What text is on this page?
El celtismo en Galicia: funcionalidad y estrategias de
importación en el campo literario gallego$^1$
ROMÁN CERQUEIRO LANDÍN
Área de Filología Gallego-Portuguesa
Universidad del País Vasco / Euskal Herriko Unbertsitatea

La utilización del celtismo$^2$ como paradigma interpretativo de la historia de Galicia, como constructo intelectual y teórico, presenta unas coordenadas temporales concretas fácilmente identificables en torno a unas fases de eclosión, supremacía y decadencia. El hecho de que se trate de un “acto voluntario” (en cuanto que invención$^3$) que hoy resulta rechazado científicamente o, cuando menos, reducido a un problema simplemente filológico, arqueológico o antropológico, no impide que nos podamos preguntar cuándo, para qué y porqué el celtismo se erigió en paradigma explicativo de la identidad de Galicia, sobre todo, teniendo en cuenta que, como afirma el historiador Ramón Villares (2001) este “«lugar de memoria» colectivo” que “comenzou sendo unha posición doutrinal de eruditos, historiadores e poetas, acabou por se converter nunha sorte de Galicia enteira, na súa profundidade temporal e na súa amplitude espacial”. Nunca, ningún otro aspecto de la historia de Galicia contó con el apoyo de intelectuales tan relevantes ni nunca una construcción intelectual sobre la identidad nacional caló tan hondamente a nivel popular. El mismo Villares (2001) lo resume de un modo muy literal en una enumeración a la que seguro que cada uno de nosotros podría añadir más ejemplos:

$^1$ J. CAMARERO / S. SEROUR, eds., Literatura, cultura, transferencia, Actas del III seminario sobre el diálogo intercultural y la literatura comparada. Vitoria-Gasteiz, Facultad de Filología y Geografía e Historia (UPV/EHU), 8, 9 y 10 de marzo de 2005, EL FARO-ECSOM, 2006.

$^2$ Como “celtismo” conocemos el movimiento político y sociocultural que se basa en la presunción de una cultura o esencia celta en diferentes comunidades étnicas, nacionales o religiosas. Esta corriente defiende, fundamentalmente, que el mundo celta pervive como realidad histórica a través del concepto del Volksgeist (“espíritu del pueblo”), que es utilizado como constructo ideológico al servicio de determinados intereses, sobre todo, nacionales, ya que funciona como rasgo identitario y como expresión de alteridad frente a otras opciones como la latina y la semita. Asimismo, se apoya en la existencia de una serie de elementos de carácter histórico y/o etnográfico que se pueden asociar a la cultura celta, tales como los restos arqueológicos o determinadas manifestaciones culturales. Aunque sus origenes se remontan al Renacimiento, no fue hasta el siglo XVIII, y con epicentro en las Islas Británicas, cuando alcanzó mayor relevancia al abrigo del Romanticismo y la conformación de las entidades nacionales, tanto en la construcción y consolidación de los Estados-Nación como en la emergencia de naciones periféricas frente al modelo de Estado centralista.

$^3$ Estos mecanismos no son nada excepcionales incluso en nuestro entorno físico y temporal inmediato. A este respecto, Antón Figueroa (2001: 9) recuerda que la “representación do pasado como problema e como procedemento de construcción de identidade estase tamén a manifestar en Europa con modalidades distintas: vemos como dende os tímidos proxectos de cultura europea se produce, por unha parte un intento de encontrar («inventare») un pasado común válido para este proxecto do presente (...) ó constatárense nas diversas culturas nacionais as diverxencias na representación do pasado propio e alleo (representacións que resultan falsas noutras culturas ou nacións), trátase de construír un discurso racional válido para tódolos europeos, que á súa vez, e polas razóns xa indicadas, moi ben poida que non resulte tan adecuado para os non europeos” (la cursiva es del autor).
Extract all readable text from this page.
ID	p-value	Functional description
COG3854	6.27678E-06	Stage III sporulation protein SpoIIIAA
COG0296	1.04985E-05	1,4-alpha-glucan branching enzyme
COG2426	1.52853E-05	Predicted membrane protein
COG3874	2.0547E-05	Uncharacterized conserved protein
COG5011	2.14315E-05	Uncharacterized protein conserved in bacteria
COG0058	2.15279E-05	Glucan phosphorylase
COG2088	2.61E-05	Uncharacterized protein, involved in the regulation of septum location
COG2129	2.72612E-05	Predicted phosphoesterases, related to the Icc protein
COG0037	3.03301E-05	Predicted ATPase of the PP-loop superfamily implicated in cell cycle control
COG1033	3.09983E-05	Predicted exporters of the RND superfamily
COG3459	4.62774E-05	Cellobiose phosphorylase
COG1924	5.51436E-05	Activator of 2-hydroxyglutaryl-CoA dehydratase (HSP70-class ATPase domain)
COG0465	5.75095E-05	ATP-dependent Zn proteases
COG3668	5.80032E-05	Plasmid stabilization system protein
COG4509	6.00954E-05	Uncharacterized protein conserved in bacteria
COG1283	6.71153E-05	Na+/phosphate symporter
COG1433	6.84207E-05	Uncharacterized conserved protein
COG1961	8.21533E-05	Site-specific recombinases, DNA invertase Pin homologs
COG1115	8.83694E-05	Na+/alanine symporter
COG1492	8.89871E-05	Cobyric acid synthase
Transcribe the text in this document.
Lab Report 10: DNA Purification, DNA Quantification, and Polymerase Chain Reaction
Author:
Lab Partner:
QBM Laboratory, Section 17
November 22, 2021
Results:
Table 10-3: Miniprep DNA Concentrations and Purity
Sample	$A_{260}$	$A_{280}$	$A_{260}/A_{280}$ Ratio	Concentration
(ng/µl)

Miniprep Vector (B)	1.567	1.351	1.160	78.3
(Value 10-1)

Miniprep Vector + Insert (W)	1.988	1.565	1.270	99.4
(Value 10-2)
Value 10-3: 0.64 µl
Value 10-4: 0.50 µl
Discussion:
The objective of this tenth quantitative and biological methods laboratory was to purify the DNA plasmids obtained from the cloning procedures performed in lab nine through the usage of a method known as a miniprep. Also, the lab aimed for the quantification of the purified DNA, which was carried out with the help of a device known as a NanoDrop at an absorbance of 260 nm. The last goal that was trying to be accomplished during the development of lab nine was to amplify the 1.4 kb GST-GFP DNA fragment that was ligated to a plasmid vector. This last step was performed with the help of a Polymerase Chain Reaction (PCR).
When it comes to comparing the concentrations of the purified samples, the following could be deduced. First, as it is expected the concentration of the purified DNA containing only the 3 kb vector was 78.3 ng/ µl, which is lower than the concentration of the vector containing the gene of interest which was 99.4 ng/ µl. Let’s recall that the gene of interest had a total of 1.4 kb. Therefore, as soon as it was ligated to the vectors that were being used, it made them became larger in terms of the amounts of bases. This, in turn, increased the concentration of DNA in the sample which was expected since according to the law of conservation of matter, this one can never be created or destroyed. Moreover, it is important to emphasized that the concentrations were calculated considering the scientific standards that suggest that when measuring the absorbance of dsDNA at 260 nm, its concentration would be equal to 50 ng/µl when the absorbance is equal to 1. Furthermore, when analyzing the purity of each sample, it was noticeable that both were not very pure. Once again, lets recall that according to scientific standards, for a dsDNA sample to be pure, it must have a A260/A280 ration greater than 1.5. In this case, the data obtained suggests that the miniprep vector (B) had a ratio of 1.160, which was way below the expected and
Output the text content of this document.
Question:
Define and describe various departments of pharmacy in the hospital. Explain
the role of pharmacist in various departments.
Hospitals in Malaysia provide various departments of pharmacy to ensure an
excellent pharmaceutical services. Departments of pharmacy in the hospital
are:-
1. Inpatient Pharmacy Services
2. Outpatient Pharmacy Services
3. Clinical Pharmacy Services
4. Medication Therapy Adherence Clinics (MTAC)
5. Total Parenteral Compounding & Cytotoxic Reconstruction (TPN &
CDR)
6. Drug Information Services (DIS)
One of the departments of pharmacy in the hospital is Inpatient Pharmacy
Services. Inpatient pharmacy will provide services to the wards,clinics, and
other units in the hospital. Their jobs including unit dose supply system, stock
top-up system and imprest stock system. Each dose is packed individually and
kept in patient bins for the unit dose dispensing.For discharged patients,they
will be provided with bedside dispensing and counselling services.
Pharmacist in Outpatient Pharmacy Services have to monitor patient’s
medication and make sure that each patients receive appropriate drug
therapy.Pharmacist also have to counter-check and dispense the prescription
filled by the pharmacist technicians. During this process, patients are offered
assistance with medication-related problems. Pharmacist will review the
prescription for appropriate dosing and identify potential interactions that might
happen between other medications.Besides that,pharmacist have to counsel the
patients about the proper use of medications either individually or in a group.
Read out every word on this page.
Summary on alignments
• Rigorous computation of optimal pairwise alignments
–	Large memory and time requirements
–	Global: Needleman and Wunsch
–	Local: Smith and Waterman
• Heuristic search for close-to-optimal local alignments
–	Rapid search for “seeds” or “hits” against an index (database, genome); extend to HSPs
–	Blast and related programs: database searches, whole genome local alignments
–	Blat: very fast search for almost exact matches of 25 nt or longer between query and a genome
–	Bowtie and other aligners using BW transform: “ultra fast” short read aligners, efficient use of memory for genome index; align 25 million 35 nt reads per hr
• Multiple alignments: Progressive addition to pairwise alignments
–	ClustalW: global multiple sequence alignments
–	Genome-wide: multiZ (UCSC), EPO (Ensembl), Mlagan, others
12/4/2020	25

• [Required work]:
State how many lines in the entries hold "alignments". Nothing should come before or after the number.

• [The answer]:
6